EXERCISE 1:
List every type of benign skin lesion that the text on PTEN hamartoma tumor syndrome names as most common.
EXERCISE 2:
From the text on PTEN hamartoma tumor syndrome, output the passage word for word, starting at "Benign tumors in" and ending at "hands, legs, feet)".
EXERCISE 3:
Pick up the text on PTEN hamartoma tumor syndrome after its final sentence and carry it forward.

DOCUMENT SECTION:
+ + +
Current data focusing on patients known to have PTEN hamartoma tumor syndrome provide the following lifetime risk estimates, with the majority of diagnoses occurring after age 30:

CancerLifetime Risk with PTEN hamartoma tumor syndrome (%)Average Age at presentation
Breast8540s
Thyroid3530s-40s*
Renal Cell3450s
Endometrial2840s-50s
Colon940s
Melanoma640s

Footnote: *Earliest age for thyroid cancer in PTEN hamartoma tumor syndrome is as early as 7 years old

Benign tumors in PTEN hamartoma tumor syndrome

Benign skin or oral lesions are very common and tend to appear in early adulthood. The most common types of benign skin lesions seen in PTEN hamartoma tumor syndrome include:

  • Lipomas – benign fatty tumors which can appear just under the skin or elsewhere (breast area, GI tract)
  • Acral keratosis – rough patches of skin most often seen on the extremities (arms, hands, legs, feet)
  • Papillomatous skin papules – wart-like lesions which can appear anywhere, with feet and hands commonly being affected
  • Mucosal papillomas – Benign overgrowth of tissue affecting the tongue, gums, or inside the nose
  • Trichilemmomas – Benign tumor of the hair follicle
  • Fibromas – another kind of overgrowth involving the skin and other connective tissue; may also affect tissue covering organs, such as the ovaries.
+ + +
(Recorded data)
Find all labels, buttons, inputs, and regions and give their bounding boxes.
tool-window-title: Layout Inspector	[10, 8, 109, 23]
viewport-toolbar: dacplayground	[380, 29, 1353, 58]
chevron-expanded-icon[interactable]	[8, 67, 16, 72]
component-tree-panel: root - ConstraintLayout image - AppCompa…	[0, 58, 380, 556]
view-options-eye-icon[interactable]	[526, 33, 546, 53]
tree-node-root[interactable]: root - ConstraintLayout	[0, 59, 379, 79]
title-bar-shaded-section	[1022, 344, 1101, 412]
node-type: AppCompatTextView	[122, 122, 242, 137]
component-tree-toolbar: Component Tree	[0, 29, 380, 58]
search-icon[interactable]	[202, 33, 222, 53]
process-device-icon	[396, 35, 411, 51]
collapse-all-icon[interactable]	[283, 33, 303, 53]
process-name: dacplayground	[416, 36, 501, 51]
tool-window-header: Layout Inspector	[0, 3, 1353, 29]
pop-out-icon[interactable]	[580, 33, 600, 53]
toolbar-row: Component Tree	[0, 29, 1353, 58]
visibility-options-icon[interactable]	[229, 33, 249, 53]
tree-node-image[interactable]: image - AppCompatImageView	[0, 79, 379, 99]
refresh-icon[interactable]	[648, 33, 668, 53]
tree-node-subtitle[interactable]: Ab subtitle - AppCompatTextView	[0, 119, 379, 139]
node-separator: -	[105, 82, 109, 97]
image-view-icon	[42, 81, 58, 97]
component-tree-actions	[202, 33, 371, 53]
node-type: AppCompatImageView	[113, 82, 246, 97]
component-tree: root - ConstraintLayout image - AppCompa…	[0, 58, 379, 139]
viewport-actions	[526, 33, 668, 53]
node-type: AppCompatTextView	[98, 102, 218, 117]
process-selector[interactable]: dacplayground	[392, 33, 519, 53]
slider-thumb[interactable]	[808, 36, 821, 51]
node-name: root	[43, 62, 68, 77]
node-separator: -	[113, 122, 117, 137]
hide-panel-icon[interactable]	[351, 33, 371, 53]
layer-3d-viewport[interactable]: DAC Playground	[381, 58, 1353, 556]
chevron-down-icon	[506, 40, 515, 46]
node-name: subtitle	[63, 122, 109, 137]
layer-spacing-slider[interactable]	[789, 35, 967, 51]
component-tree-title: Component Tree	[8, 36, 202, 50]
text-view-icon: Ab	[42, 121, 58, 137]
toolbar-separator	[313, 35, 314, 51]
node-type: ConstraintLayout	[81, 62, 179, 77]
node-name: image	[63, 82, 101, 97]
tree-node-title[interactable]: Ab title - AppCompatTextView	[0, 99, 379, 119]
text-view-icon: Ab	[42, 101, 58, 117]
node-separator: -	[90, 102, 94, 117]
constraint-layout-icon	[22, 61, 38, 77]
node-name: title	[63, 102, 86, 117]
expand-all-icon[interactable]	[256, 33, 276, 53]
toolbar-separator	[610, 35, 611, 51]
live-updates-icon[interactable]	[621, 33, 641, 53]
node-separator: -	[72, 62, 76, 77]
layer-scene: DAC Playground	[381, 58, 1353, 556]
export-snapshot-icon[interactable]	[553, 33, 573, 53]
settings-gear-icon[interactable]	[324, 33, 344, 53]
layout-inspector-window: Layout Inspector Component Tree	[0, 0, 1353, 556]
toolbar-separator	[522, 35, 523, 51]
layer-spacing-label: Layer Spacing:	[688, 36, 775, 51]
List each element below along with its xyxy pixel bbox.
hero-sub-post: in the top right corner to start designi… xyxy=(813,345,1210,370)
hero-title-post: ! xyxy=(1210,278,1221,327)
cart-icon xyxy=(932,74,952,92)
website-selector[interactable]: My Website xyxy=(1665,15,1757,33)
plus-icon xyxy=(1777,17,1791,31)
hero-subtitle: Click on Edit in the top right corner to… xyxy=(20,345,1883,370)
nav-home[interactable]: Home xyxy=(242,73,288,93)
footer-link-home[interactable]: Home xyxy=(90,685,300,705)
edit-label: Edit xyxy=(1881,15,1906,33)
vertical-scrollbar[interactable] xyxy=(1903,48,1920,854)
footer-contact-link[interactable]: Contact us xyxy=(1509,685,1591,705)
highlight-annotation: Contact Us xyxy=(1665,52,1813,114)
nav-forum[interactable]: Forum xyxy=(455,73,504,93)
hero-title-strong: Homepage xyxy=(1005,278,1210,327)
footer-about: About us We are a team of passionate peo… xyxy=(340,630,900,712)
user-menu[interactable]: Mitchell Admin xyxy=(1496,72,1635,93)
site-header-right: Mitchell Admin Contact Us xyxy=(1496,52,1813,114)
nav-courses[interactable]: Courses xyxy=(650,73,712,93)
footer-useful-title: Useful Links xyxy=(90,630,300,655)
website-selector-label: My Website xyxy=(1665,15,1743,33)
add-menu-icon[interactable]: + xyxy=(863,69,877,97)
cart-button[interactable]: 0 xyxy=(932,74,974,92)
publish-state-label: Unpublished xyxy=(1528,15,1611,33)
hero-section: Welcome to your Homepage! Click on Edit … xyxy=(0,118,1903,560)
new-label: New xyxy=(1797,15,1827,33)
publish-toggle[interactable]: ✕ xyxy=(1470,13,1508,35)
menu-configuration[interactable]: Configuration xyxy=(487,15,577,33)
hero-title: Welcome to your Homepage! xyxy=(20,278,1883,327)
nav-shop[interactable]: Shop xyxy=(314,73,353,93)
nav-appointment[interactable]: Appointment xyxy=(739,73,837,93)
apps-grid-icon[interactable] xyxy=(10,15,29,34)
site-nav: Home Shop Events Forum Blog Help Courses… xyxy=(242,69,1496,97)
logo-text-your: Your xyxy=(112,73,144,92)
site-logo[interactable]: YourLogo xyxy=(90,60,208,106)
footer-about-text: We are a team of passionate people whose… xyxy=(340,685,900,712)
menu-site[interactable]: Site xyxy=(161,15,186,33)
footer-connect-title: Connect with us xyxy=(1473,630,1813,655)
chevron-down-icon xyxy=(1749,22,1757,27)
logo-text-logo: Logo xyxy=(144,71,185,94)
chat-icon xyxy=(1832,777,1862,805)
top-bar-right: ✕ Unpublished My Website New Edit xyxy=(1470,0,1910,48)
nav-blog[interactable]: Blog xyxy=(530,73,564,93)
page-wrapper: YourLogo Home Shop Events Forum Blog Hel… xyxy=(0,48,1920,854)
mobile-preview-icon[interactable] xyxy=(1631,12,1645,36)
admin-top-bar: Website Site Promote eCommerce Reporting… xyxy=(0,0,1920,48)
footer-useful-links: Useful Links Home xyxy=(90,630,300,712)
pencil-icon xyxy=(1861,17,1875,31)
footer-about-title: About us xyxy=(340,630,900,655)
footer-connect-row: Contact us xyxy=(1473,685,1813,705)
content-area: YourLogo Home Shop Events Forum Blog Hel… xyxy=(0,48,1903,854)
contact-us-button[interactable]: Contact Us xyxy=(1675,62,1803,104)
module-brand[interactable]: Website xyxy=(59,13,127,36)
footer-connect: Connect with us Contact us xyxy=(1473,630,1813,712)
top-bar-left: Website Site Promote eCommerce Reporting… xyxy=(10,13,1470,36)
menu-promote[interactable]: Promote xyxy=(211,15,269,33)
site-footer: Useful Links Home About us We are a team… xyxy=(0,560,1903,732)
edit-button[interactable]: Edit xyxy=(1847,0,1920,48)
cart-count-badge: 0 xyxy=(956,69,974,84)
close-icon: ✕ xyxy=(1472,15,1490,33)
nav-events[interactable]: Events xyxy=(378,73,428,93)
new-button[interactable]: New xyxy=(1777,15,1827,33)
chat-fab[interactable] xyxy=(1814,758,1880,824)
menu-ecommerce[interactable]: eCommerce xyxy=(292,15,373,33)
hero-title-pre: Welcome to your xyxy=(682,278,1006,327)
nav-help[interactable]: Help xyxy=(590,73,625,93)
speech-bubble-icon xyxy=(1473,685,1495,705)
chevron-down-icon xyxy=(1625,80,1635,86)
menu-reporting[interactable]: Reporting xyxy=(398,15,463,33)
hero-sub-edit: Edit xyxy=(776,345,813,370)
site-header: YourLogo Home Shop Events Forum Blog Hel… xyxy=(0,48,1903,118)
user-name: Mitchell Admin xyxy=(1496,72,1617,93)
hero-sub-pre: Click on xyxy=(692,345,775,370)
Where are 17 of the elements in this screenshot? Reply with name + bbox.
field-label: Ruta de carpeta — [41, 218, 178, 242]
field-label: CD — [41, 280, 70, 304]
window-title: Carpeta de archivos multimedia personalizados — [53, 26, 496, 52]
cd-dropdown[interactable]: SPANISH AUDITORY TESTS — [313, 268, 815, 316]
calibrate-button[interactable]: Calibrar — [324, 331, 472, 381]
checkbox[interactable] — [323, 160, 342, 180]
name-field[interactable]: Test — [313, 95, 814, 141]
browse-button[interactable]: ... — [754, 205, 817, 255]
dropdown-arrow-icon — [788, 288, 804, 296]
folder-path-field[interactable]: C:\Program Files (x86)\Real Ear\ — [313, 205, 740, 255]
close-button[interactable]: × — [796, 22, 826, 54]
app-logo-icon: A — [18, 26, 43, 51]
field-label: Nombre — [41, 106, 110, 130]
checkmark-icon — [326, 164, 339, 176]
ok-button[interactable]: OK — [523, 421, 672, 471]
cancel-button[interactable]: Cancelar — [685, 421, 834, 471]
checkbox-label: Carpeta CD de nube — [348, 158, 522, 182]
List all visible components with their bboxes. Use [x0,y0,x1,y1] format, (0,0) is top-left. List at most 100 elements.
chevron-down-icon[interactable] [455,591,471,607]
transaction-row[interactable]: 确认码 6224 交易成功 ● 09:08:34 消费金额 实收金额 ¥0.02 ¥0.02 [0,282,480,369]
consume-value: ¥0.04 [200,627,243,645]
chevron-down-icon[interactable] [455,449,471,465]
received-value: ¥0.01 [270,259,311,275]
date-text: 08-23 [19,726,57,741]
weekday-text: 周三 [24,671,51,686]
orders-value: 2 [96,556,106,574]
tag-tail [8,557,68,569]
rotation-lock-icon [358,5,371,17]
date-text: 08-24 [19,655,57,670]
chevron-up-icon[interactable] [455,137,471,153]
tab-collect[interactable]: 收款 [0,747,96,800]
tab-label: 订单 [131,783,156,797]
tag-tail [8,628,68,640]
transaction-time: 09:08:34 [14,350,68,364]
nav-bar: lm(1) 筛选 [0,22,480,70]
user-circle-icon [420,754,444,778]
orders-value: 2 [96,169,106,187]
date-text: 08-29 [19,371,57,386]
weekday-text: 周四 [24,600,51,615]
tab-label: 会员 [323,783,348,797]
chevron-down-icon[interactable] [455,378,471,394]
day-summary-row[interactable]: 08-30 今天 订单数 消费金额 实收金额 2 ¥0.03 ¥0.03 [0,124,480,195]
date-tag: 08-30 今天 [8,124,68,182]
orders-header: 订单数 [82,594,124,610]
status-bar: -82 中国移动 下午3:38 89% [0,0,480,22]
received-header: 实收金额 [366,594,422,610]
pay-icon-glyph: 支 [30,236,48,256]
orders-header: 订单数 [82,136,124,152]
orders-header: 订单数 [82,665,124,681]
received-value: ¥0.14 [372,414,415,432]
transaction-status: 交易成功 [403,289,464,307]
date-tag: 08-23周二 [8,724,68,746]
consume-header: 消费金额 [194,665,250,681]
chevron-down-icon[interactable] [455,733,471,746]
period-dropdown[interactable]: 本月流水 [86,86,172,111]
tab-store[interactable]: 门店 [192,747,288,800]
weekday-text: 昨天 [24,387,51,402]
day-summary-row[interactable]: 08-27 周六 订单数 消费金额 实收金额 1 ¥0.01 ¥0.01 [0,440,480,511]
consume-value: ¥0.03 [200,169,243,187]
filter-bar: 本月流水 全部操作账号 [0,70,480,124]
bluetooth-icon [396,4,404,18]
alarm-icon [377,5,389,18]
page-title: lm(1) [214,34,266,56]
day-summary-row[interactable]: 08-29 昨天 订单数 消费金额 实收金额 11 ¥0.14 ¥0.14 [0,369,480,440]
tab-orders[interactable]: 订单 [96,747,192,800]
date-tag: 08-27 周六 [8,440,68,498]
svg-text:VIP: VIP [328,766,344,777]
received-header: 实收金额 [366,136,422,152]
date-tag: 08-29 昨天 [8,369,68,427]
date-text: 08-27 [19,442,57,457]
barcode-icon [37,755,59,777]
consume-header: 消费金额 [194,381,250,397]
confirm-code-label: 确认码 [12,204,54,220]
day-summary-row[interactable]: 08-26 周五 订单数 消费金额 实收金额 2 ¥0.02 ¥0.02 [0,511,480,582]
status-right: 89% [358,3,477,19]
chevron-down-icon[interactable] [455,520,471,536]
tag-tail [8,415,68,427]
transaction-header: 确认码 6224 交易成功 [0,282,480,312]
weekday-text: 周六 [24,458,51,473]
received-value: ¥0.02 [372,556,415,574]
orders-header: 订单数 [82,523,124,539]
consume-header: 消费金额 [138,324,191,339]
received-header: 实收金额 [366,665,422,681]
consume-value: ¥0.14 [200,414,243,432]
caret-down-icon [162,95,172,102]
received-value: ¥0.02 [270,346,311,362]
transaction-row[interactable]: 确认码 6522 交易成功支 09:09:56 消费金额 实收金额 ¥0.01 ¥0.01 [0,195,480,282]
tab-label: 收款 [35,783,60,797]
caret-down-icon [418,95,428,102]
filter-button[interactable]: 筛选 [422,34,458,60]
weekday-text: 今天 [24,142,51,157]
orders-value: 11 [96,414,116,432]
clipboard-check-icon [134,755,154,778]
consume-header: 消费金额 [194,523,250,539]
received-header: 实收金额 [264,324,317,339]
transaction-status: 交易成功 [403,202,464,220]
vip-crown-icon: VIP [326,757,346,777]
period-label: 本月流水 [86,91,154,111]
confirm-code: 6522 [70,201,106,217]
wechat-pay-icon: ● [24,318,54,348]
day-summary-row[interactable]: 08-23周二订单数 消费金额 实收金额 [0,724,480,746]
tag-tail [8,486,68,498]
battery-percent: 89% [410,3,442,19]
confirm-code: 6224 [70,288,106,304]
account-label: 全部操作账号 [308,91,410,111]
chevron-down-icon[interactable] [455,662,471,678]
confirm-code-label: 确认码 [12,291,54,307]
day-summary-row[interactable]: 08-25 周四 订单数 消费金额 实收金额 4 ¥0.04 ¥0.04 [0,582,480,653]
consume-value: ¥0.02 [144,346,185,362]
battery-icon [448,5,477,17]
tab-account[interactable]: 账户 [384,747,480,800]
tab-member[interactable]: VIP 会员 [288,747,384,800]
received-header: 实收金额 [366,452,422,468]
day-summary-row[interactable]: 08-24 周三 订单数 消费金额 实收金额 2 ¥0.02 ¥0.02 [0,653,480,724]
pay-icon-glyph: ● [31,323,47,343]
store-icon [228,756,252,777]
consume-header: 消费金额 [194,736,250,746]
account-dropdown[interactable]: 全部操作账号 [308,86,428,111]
+ + +
EXERCISE OUTPUT 1:
Lipomas
Acral keratosis
Papillomatous skin papules
Mucosal papillomas
Trichilemmomas
Fibromas

EXERCISE OUTPUT 2:
Benign tumors in PTEN hamartoma tumor syndrome

Benign skin or oral lesions are very common and tend to appear in early adulthood. The most common types of benign skin lesions seen in PTEN hamartoma tumor syndrome include:

  • Lipomas – benign fatty tumors which can appear just under the skin or elsewhere (breast area, GI tract)
  • Acral keratosis – rough patches of skin most often seen on the extremities (arms, hands, legs, feet)

EXERCISE OUTPUT 3:
Gastrointestinal polyps are very common in adults with PTEN hamartoma tumor syndrome. Among patients who had undergone colonoscopy as part of their clinical care, >90% were found to have polyps with a mix of histological subtypes. The most common types of polyps found are hyperplastic or hamartomatous, which rarely develop into malignancy; however, adenomas, which may develop into a cancer, were also identified. Many polyps were very small and did not cause noticeable symptoms such as pain or rectal bleeding. Supported by this evidence, colorectal surveillance should be offered to any PTEN mutation carrier.

Benign breast, thyroid, and uterine lesions are also common in persons with PTEN hamartoma tumor syndrome. Some women have severe fibrocystic disease or changes which lead to multiple breast biopsies and complications with imaging. Multinodular goiter and Hashimoto’s thyroiditis may develop in children and adults. Uterine fibroids may appear and cause bleeding or discomfort to the extent that a hysterectomy is indicated without an underlying cancer diagnosis.

Vascular tumors, including hemangiomas, arteriovenous malformations, and developmental venous anomalies, have also been observed in patients with PTEN hamartoma tumor syndrome. Treatment of some lesions has been complicated by tendency for regrowth and scarring.

A small percentage of adults develop a rare tumor known as a cerebellar dysplastic gangliocytoma (Lhermitte-Duclos syndrome). Symptoms of Lhermitte-Duclos syndrome include increased intracranial pressure, impaired ability to coordinate voluntary movements (ataxia), and seizures. It is rare when a person with adult-onset Lhermitte-Duclos does not have an underlying PTEN mutation, and observing this tumor type is an automatic indicator for PTEN testing.

Neurodevelopmental problems in PTEN hamartoma tumor syndrome

Macrocephaly (large head size) is found in 94% of measured patients with PTEN hamartoma tumor syndrome and can be a helpful screening tool to identify patients for PTEN testing. In most patients, large head size is caused by overgrowth of brain tissue. The head shape also tends to be longer than wide (dolicocephaly).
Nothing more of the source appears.